*Work to do*
Collect each line holding the string "heading".
################
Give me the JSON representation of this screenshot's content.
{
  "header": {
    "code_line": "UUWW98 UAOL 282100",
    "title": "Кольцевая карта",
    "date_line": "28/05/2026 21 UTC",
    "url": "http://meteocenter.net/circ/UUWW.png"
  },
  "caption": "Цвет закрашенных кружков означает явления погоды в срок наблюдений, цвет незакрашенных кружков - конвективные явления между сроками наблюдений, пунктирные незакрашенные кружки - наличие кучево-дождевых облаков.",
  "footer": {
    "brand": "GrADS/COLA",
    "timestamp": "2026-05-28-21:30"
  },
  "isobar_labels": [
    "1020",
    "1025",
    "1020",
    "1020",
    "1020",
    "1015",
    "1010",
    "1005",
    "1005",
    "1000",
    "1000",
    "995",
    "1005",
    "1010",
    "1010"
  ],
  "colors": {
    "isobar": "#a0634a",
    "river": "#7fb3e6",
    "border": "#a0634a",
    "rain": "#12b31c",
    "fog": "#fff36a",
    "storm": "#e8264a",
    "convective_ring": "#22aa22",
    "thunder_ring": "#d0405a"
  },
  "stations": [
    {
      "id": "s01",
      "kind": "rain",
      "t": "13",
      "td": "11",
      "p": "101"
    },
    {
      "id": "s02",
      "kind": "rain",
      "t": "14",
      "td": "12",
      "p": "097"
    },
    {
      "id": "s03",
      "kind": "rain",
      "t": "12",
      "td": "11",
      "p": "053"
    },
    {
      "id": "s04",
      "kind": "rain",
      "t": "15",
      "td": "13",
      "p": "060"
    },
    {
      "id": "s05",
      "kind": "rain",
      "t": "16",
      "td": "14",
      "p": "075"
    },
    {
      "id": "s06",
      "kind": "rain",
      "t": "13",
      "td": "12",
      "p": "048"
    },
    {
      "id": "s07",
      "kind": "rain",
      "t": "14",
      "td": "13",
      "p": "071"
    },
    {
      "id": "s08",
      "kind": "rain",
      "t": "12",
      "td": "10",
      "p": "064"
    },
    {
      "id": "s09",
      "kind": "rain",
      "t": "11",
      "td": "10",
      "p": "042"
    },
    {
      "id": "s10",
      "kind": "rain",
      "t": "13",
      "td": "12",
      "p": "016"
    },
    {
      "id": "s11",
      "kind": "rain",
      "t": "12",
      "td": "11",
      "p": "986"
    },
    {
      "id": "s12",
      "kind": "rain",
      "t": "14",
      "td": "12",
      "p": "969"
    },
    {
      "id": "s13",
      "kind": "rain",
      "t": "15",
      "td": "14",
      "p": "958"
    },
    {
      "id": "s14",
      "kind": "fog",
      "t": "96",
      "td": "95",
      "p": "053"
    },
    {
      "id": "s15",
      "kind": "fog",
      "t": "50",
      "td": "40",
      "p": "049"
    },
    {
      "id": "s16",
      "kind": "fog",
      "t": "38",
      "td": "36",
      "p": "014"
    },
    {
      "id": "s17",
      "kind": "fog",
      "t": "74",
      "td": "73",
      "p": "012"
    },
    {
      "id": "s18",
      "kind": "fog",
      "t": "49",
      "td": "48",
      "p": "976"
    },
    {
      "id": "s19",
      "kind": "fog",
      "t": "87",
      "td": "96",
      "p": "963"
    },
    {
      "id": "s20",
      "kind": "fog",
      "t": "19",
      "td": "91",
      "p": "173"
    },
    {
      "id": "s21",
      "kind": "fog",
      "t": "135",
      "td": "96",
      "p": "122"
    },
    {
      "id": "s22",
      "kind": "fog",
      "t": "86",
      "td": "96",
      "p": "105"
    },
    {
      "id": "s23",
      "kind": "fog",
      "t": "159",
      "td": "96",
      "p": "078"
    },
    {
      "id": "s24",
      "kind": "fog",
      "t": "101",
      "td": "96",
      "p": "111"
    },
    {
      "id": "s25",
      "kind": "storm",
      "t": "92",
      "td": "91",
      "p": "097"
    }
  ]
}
################
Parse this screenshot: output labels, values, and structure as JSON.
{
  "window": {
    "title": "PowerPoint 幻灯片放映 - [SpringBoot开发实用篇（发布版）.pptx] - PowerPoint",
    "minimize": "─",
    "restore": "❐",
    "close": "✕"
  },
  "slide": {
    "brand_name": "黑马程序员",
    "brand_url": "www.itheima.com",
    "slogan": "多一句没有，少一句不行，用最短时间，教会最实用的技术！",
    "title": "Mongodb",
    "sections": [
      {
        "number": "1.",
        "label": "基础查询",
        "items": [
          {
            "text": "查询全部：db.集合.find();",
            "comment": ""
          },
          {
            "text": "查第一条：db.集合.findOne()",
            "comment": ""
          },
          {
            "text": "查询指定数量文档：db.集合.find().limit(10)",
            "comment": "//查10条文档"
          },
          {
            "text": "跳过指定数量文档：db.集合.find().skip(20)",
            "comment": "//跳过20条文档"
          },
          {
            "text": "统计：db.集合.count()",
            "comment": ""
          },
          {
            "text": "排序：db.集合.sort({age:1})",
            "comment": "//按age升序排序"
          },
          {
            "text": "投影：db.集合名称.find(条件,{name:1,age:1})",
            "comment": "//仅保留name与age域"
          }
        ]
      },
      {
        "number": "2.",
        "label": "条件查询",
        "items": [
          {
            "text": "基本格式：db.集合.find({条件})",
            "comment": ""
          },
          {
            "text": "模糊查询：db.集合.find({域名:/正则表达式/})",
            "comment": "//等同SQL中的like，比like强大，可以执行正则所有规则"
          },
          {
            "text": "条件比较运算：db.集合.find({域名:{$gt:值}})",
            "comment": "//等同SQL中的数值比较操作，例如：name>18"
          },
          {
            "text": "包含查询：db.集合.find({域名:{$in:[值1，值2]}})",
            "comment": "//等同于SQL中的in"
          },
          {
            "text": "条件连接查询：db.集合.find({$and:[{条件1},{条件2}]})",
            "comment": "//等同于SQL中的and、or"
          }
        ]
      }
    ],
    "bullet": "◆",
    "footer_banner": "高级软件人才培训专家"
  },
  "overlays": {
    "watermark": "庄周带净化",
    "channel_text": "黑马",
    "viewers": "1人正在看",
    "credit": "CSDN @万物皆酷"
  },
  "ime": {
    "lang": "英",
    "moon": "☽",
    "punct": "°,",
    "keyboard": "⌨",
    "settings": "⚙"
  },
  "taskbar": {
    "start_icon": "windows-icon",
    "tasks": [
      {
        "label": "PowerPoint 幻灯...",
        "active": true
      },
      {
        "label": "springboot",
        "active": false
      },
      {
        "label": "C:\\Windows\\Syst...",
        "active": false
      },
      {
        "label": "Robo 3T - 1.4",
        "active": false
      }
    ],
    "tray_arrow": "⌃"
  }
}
################
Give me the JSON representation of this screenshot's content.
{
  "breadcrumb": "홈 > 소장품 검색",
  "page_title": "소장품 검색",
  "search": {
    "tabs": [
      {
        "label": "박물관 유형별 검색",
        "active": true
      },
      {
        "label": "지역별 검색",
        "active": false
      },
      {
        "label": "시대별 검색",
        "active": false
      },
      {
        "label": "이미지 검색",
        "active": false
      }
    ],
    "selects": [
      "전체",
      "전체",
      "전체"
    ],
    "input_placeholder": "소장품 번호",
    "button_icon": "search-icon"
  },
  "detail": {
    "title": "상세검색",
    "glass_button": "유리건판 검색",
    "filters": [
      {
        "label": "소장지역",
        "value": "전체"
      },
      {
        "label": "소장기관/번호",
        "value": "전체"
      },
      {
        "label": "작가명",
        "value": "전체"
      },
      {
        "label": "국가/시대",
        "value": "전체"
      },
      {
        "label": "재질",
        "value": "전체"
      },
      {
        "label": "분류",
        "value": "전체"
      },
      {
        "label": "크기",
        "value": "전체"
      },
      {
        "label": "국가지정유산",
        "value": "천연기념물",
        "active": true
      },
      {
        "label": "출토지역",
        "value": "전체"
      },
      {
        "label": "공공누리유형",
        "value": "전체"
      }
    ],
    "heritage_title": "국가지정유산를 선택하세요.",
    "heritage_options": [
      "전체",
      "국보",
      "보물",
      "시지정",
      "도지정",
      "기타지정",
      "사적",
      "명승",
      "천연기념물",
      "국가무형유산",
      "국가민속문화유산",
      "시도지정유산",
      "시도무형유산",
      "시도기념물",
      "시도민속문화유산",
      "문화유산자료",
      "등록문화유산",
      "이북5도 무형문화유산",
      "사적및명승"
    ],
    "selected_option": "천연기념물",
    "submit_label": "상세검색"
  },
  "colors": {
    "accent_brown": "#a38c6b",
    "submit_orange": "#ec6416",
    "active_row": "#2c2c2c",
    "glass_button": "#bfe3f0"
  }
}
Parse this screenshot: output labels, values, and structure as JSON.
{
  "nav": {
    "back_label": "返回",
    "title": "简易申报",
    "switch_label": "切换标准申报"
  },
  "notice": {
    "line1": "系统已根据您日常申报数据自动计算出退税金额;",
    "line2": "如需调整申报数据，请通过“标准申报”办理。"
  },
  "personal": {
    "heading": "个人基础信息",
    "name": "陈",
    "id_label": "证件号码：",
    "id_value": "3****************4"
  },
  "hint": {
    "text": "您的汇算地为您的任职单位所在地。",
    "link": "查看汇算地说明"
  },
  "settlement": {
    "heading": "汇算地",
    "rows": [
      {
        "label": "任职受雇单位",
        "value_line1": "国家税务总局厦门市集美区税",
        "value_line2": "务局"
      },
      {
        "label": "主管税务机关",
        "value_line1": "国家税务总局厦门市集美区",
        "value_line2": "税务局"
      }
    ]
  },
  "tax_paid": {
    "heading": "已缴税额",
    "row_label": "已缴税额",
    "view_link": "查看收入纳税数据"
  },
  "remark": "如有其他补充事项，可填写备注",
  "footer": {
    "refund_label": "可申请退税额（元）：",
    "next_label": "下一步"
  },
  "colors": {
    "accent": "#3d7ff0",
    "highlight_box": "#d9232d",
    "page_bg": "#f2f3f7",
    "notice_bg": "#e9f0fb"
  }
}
################
*Complete output*
    "heading": "个人基础信息",
    "heading": "汇算地",
    "heading": "已缴税额",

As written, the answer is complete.